§ **THE PROBLEM**
Copy out every line containing the word "USOIL".

Entries from a visual dataset:
_____

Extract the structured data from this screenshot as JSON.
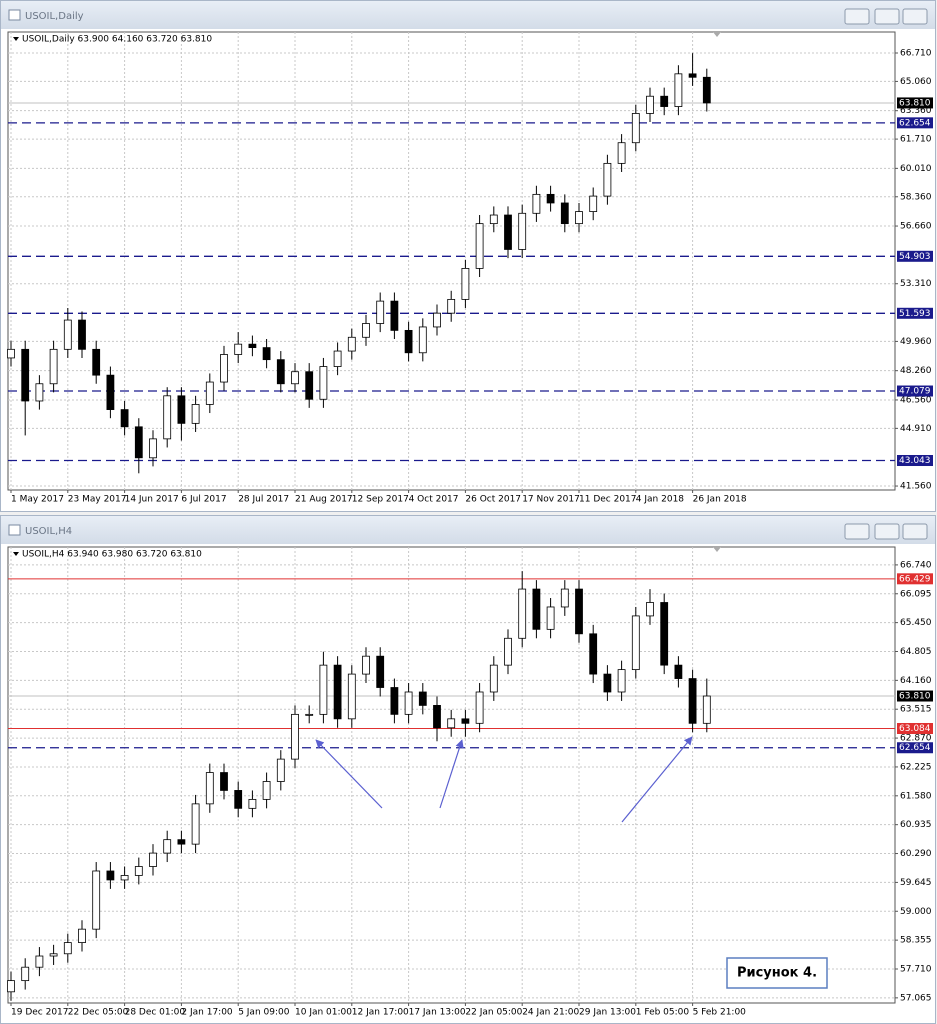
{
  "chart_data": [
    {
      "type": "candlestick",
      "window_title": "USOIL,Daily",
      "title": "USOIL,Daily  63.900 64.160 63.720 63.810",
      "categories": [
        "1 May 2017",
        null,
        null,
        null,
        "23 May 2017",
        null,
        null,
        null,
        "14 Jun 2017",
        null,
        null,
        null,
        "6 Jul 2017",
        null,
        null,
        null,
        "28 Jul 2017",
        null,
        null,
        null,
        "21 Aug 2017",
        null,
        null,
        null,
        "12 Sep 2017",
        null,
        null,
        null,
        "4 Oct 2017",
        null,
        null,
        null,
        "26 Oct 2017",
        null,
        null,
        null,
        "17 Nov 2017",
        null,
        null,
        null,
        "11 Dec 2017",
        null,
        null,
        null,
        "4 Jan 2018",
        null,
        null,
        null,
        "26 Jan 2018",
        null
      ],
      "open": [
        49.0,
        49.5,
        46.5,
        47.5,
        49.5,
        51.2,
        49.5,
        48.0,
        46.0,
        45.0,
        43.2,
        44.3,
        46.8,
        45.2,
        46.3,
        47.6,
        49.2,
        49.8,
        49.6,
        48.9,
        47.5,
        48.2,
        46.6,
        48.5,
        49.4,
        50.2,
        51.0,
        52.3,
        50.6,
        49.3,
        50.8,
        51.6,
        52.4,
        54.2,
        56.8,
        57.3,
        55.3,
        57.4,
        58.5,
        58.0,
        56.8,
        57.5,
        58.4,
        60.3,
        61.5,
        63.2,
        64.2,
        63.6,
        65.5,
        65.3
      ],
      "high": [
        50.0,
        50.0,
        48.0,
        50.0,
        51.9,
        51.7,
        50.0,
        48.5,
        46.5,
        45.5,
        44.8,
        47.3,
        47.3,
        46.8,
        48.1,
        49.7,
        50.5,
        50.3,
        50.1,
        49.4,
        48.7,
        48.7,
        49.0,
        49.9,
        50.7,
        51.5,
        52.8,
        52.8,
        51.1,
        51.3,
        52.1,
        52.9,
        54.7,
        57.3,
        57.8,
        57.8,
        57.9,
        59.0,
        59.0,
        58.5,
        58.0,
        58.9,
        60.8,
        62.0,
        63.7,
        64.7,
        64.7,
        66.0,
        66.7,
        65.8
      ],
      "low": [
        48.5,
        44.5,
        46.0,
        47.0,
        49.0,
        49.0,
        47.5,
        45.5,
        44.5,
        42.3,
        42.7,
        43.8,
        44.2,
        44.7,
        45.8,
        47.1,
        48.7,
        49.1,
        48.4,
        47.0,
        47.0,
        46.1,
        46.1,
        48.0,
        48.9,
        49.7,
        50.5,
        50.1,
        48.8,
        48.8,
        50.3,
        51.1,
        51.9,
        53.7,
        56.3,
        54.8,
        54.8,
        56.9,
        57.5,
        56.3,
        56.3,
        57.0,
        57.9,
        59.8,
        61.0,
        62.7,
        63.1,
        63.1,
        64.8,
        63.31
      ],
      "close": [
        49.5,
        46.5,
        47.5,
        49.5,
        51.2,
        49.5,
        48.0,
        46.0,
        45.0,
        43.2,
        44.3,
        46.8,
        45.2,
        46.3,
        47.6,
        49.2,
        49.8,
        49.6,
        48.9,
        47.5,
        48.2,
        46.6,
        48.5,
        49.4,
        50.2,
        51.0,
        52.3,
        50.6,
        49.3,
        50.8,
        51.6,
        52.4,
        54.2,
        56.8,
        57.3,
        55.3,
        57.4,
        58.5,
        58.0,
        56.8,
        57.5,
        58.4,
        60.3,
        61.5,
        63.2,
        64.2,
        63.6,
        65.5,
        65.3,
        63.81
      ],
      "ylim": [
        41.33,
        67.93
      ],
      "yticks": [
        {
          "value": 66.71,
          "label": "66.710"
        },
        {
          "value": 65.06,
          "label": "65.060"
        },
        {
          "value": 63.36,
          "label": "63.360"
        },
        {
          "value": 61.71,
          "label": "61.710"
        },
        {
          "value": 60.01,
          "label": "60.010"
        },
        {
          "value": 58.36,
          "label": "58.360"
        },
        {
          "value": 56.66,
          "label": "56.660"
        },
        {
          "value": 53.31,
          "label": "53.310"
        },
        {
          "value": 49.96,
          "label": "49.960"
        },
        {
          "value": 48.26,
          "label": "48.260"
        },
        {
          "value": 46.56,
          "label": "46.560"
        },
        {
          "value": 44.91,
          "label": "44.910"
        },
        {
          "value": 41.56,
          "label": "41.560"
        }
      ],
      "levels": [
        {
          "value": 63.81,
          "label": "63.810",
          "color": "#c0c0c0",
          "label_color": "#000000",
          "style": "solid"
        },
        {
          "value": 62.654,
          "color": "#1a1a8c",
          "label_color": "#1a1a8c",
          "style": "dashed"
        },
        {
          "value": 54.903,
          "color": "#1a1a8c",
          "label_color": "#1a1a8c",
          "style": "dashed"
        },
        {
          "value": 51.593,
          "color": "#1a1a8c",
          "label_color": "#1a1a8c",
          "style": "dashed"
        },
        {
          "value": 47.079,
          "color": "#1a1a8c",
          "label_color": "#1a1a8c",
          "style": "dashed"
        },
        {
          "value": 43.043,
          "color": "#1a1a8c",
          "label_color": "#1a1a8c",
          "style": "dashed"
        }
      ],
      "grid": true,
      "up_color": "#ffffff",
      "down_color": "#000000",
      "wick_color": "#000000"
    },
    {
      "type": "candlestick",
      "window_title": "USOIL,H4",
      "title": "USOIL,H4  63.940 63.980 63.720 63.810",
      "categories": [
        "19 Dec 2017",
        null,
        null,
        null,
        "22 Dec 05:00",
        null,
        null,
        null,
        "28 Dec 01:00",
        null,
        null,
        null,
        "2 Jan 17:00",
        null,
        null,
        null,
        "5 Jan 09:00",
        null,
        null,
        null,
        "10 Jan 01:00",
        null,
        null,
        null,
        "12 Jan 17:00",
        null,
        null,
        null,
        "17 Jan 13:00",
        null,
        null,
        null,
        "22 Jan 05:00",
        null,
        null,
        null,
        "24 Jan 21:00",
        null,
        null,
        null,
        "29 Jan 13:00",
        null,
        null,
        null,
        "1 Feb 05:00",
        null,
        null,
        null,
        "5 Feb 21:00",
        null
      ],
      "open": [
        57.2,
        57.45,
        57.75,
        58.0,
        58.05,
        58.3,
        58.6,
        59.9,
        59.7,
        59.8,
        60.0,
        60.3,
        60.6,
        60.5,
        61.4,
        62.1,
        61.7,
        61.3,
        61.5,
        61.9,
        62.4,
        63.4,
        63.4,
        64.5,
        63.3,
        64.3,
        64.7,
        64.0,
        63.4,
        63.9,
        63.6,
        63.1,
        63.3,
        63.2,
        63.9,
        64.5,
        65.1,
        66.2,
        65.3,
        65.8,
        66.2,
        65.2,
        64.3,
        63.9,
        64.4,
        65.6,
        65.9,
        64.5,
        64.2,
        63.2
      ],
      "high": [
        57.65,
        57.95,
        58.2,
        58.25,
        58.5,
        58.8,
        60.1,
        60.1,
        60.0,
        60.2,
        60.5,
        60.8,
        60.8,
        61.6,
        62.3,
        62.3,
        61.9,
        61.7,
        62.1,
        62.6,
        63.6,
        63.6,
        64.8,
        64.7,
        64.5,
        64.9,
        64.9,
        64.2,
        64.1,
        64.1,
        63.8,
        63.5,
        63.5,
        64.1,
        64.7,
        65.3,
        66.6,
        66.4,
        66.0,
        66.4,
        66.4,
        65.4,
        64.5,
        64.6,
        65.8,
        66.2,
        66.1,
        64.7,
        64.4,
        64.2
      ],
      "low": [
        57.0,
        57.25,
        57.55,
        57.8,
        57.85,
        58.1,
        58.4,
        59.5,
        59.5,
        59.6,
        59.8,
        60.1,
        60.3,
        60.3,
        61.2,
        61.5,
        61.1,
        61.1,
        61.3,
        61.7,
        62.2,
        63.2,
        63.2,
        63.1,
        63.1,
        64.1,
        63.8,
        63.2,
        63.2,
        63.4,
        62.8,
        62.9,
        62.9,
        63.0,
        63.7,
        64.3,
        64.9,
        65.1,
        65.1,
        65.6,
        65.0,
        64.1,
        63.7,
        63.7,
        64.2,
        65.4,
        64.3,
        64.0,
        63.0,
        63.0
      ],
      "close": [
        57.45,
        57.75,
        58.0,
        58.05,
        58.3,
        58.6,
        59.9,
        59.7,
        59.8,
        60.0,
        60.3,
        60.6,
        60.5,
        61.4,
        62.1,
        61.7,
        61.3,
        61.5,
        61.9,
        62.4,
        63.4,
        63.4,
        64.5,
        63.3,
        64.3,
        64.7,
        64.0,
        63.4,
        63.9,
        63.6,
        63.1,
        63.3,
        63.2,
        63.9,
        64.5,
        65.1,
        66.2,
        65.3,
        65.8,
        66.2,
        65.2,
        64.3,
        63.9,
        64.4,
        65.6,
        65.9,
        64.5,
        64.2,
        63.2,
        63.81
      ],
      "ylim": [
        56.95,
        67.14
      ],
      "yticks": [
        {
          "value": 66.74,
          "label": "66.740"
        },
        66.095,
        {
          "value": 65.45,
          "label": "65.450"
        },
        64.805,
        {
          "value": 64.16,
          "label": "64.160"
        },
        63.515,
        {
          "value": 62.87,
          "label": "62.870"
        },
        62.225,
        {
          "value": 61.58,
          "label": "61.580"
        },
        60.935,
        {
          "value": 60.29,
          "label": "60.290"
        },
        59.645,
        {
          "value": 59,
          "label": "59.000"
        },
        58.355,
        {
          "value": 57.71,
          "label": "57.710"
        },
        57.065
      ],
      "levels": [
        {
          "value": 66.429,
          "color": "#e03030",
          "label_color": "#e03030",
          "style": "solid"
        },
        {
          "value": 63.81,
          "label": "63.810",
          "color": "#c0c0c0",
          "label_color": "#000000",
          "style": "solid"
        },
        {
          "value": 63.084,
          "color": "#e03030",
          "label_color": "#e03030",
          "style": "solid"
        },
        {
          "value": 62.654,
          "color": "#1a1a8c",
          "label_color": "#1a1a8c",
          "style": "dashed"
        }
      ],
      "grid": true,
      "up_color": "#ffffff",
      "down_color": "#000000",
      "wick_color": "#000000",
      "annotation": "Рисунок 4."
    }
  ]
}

_____

§ **EXPECTED ANSWER**
      "window_title": "USOIL,Daily",
      "title": "USOIL,Daily  63.900 64.160 63.720 63.810",
      "window_title": "USOIL,H4",
      "title": "USOIL,H4  63.940 63.980 63.720 63.810",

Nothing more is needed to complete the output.